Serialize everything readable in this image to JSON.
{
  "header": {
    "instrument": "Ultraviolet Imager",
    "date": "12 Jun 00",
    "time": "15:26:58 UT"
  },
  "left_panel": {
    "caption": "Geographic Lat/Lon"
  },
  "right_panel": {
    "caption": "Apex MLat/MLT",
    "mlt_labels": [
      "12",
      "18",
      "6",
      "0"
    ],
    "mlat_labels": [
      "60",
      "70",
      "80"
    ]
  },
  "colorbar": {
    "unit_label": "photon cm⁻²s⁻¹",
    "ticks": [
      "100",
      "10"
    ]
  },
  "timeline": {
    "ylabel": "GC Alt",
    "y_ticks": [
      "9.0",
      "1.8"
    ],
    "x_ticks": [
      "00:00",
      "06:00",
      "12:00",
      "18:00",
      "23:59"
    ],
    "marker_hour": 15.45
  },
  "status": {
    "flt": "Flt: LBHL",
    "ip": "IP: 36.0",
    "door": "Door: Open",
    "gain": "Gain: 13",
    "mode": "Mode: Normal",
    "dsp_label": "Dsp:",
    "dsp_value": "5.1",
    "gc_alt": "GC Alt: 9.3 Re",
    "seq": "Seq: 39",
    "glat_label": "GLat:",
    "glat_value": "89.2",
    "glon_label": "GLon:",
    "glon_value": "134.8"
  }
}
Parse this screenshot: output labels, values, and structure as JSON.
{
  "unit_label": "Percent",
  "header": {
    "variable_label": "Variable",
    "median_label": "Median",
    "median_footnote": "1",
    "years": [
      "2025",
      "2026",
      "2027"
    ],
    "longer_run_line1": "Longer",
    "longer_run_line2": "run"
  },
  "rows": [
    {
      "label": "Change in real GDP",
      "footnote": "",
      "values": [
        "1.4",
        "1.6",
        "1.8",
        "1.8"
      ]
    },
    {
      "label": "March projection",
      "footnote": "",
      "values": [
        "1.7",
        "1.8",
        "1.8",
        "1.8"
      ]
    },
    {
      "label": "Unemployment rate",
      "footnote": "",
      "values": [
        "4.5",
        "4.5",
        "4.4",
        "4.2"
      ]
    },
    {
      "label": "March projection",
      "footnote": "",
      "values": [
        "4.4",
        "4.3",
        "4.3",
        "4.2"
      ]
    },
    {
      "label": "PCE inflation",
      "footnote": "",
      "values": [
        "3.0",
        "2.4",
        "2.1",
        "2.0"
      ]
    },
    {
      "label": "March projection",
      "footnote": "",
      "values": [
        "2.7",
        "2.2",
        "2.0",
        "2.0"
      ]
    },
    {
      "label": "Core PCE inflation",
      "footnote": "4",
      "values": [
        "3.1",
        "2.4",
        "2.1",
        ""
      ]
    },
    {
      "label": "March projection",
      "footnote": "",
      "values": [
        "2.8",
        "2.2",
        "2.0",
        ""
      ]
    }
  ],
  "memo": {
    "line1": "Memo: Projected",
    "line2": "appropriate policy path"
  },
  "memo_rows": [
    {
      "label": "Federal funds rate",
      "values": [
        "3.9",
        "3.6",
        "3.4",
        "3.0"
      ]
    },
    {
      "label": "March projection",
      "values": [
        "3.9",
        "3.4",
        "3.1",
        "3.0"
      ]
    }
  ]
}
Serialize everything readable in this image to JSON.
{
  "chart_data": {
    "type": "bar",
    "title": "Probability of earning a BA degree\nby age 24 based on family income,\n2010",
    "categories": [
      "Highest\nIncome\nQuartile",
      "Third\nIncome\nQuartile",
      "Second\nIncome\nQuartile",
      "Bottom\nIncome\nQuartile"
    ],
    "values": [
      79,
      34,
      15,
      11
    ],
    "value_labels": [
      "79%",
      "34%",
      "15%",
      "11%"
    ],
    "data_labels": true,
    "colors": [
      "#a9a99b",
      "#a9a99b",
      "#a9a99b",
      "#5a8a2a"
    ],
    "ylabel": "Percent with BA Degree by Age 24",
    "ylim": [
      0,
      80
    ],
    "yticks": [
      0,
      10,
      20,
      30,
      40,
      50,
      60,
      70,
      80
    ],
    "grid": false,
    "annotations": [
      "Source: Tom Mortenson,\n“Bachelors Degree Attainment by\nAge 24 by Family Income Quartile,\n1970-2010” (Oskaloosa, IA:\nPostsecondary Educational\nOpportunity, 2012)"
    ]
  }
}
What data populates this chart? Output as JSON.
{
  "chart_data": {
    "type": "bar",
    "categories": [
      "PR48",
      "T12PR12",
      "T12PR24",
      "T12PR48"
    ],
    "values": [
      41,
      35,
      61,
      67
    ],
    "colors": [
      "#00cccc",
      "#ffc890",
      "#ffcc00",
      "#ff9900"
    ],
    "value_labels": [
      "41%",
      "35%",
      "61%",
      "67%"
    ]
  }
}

OBJECTIVE >> Each record above should be repeated exactly as it appears.

EXPECTED OUTPUT >>
Serialize everything readable in this image to JSON.
{
  "header": {
    "instrument": "Ultraviolet Imager",
    "date": "12 Jun 00",
    "time": "15:26:58 UT"
  },
  "left_panel": {
    "caption": "Geographic Lat/Lon"
  },
  "right_panel": {
    "caption": "Apex MLat/MLT",
    "mlt_labels": [
      "12",
      "18",
      "6",
      "0"
    ],
    "mlat_labels": [
      "60",
      "70",
      "80"
    ]
  },
  "colorbar": {
    "unit_label": "photon cm⁻²s⁻¹",
    "ticks": [
      "100",
      "10"
    ]
  },
  "timeline": {
    "ylabel": "GC Alt",
    "y_ticks": [
      "9.0",
      "1.8"
    ],
    "x_ticks": [
      "00:00",
      "06:00",
      "12:00",
      "18:00",
      "23:59"
    ],
    "marker_hour": 15.45
  },
  "status": {
    "flt": "Flt: LBHL",
    "ip": "IP: 36.0",
    "door": "Door: Open",
    "gain": "Gain: 13",
    "mode": "Mode: Normal",
    "dsp_label": "Dsp:",
    "dsp_value": "5.1",
    "gc_alt": "GC Alt: 9.3 Re",
    "seq": "Seq: 39",
    "glat_label": "GLat:",
    "glat_value": "89.2",
    "glon_label": "GLon:",
    "glon_value": "134.8"
  }
}
Parse this screenshot: output labels, values, and structure as JSON.
{
  "unit_label": "Percent",
  "header": {
    "variable_label": "Variable",
    "median_label": "Median",
    "median_footnote": "1",
    "years": [
      "2025",
      "2026",
      "2027"
    ],
    "longer_run_line1": "Longer",
    "longer_run_line2": "run"
  },
  "rows": [
    {
      "label": "Change in real GDP",
      "footnote": "",
      "values": [
        "1.4",
        "1.6",
        "1.8",
        "1.8"
      ]
    },
    {
      "label": "March projection",
      "footnote": "",
      "values": [
        "1.7",
        "1.8",
        "1.8",
        "1.8"
      ]
    },
    {
      "label": "Unemployment rate",
      "footnote": "",
      "values": [
        "4.5",
        "4.5",
        "4.4",
        "4.2"
      ]
    },
    {
      "label": "March projection",
      "footnote": "",
      "values": [
        "4.4",
        "4.3",
        "4.3",
        "4.2"
      ]
    },
    {
      "label": "PCE inflation",
      "footnote": "",
      "values": [
        "3.0",
        "2.4",
        "2.1",
        "2.0"
      ]
    },
    {
      "label": "March projection",
      "footnote": "",
      "values": [
        "2.7",
        "2.2",
        "2.0",
        "2.0"
      ]
    },
    {
      "label": "Core PCE inflation",
      "footnote": "4",
      "values": [
        "3.1",
        "2.4",
        "2.1",
        ""
      ]
    },
    {
      "label": "March projection",
      "footnote": "",
      "values": [
        "2.8",
        "2.2",
        "2.0",
        ""
      ]
    }
  ],
  "memo": {
    "line1": "Memo: Projected",
    "line2": "appropriate policy path"
  },
  "memo_rows": [
    {
      "label": "Federal funds rate",
      "values": [
        "3.9",
        "3.6",
        "3.4",
        "3.0"
      ]
    },
    {
      "label": "March projection",
      "values": [
        "3.9",
        "3.4",
        "3.1",
        "3.0"
      ]
    }
  ]
}
Serialize everything readable in this image to JSON.
{
  "chart_data": {
    "type": "bar",
    "title": "Probability of earning a BA degree\nby age 24 based on family income,\n2010",
    "categories": [
      "Highest\nIncome\nQuartile",
      "Third\nIncome\nQuartile",
      "Second\nIncome\nQuartile",
      "Bottom\nIncome\nQuartile"
    ],
    "values": [
      79,
      34,
      15,
      11
    ],
    "value_labels": [
      "79%",
      "34%",
      "15%",
      "11%"
    ],
    "data_labels": true,
    "colors": [
      "#a9a99b",
      "#a9a99b",
      "#a9a99b",
      "#5a8a2a"
    ],
    "ylabel": "Percent with BA Degree by Age 24",
    "ylim": [
      0,
      80
    ],
    "yticks": [
      0,
      10,
      20,
      30,
      40,
      50,
      60,
      70,
      80
    ],
    "grid": false,
    "annotations": [
      "Source: Tom Mortenson,\n“Bachelors Degree Attainment by\nAge 24 by Family Income Quartile,\n1970-2010” (Oskaloosa, IA:\nPostsecondary Educational\nOpportunity, 2012)"
    ]
  }
}
What data populates this chart? Output as JSON.
{
  "chart_data": {
    "type": "bar",
    "categories": [
      "PR48",
      "T12PR12",
      "T12PR24",
      "T12PR48"
    ],
    "values": [
      41,
      35,
      61,
      67
    ],
    "colors": [
      "#00cccc",
      "#ffc890",
      "#ffcc00",
      "#ff9900"
    ],
    "value_labels": [
      "41%",
      "35%",
      "61%",
      "67%"
    ]
  }
}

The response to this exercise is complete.